# RS 2009 seatpost?



## skritikos (Aug 10, 2005)

In many photos they have the excellent Syntace P6 (no-offset) seatpost. 
But in specs they say FSA SLK (offset). Problem is that I need a zero offset post. 

Can you tell me what post came with your 2009?


----------



## ksanbon (Jul 19, 2008)

Competitive Cyclist says FSA SL-K


----------



## giro_man (Oct 29, 2003)

skritikos said:


> In many photos they have the excellent Syntace P6 (no-offset) seatpost.
> But in specs they say FSA SLK (offset). Problem is that I need a zero offset post.
> 
> Can you tell me what post came with your 2009?


I have yet to buy a 2009 RS. FSA describes the SL-K seatpost as being available with setback (SB25) and without (SB0). Like you, I am hoping for the zero setback post.


----------



## robhug59 (Jan 6, 2009)

*RS Seatpost*

I recently purchased a 2008 last month and have the P6 with no offset but I need some offset want to trade. Its not currently being used as I had to use my old Bontrager post.


----------



## skritikos (Aug 10, 2005)

The frameset is here! The seatpost is a 3T Doric Team (no offset  ).

I believe that this is the case for all 2009 (in Europe at least), I do not know why all stores mention the FSA SLK.


----------



## natedg200202 (Sep 2, 2008)

This is one thing that drives me nuts about Cervelo - you never know what you are going to get. Their website clearly says it comes with the FSA post, but every 2009 RS I have seen on forums has the Doric.


----------



## giro_man (Oct 29, 2003)

The 2009 Cervelo RS that I purchased last week is equipped with a FSA seatpost that has setback.

The Cervelo specifications also indicate that the bike is supplied with Vittoria Rubino Pro tires. The bicycle that I purchased is equipped with Vittoria Diamante Pro Light tires.


----------

Supplied information:
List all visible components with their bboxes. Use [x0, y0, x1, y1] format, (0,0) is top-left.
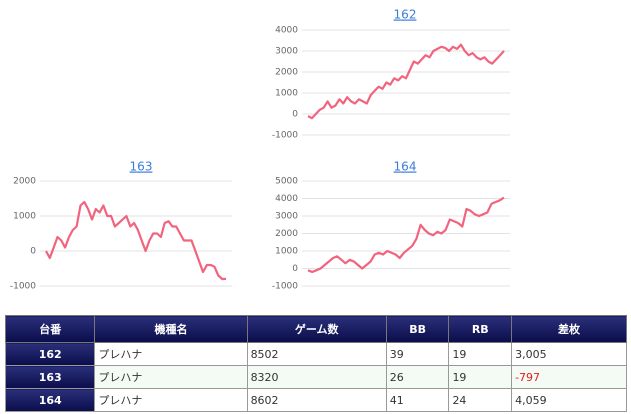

Goals:
(1) List every distinct username that posts in the RS 2009 seatpost thread, each name once.
(2) Print the part of the RS 2009 seatpost thread that runs from "## robhug59 (Jan" up to and including "old Bontrager post.".

Results for each task:
(1)
skritikos
ksanbon
giro_man
robhug59
natedg200202

(2)
## robhug59 (Jan 6, 2009)

*RS Seatpost*

I recently purchased a 2008 last month and have the P6 with no offset but I need some offset want to trade. Its not currently being used as I had to use my old Bontrager post.